== Region boundary data ==
^^^^^^^^^^^^^^^^

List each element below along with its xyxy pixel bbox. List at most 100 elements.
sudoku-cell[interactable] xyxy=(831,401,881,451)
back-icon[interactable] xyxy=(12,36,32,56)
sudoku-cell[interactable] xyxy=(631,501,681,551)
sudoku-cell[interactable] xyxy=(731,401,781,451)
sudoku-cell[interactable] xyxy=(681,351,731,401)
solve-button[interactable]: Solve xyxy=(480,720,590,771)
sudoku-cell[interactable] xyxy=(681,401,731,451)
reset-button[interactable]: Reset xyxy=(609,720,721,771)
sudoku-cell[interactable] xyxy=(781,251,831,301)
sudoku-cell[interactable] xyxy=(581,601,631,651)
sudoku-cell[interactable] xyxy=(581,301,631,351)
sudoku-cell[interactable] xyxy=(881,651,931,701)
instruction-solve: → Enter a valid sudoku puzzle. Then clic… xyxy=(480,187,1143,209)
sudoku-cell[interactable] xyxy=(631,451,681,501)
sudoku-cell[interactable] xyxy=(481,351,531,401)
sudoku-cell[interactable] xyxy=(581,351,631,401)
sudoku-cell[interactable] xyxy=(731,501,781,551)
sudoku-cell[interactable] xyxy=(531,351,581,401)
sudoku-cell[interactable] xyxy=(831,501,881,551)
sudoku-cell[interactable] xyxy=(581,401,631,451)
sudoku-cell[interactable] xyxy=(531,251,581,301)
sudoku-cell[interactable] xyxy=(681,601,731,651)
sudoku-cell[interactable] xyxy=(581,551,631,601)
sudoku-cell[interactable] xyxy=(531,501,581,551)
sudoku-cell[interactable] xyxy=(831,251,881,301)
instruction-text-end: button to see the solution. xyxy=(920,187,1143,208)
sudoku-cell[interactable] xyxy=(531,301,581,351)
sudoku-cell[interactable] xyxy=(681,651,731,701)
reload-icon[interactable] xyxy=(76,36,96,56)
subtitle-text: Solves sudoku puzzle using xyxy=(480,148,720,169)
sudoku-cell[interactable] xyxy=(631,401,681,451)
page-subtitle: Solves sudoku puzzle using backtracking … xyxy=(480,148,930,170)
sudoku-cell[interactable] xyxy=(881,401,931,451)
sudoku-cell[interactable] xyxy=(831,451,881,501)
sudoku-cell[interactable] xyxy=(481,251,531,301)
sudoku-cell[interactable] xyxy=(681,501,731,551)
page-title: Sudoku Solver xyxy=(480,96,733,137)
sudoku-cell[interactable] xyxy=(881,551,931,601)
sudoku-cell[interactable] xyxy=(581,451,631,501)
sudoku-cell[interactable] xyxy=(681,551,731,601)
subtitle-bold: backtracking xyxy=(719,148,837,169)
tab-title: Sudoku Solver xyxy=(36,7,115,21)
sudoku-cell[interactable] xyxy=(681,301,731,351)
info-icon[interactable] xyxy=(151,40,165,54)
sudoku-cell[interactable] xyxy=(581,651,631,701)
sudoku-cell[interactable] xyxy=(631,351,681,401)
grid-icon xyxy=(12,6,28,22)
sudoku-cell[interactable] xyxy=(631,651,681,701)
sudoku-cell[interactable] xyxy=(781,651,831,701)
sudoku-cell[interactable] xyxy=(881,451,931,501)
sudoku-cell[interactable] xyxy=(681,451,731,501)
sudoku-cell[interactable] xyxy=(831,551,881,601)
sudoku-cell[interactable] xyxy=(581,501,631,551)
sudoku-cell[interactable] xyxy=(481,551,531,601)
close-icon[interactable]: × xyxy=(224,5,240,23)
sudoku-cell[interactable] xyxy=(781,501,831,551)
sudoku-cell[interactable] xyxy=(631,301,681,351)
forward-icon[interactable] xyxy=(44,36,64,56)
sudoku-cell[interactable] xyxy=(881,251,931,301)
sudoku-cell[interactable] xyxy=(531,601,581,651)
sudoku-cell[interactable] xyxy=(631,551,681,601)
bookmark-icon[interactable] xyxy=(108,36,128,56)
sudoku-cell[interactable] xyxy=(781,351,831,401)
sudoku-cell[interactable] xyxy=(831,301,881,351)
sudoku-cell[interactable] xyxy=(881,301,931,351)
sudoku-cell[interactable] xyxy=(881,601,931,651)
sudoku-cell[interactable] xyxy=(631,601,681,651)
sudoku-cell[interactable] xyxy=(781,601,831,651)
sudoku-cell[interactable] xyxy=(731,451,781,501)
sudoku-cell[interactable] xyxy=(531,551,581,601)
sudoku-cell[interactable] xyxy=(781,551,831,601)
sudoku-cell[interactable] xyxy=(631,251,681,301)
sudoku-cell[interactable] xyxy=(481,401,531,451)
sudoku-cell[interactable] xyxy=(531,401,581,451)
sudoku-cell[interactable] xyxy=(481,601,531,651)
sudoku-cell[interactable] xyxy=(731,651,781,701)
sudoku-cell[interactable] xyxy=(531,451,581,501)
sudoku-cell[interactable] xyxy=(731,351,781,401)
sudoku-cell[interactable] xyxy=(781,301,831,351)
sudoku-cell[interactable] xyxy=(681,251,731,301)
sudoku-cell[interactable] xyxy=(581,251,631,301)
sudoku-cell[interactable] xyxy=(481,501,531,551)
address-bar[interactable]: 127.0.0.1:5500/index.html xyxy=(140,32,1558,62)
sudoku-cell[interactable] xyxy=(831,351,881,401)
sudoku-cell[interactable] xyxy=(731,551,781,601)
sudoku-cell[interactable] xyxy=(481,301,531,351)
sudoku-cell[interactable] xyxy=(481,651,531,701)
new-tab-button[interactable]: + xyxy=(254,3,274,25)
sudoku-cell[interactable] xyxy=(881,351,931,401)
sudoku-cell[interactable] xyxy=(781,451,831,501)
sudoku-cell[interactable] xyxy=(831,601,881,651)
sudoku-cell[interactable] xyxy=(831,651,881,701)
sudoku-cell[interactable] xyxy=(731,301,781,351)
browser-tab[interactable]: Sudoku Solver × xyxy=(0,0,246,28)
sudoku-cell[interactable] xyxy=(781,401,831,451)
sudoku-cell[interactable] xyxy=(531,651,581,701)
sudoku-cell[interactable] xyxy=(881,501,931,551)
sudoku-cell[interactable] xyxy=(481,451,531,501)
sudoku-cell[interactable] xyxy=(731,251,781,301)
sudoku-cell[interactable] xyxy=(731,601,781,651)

^^^^^^^^^^^^^^^^

== Exercise objective ==
Count the lines in the items above that contain the string "icon", matching case exactly, and give only the number.

== Solution for this problem ==
7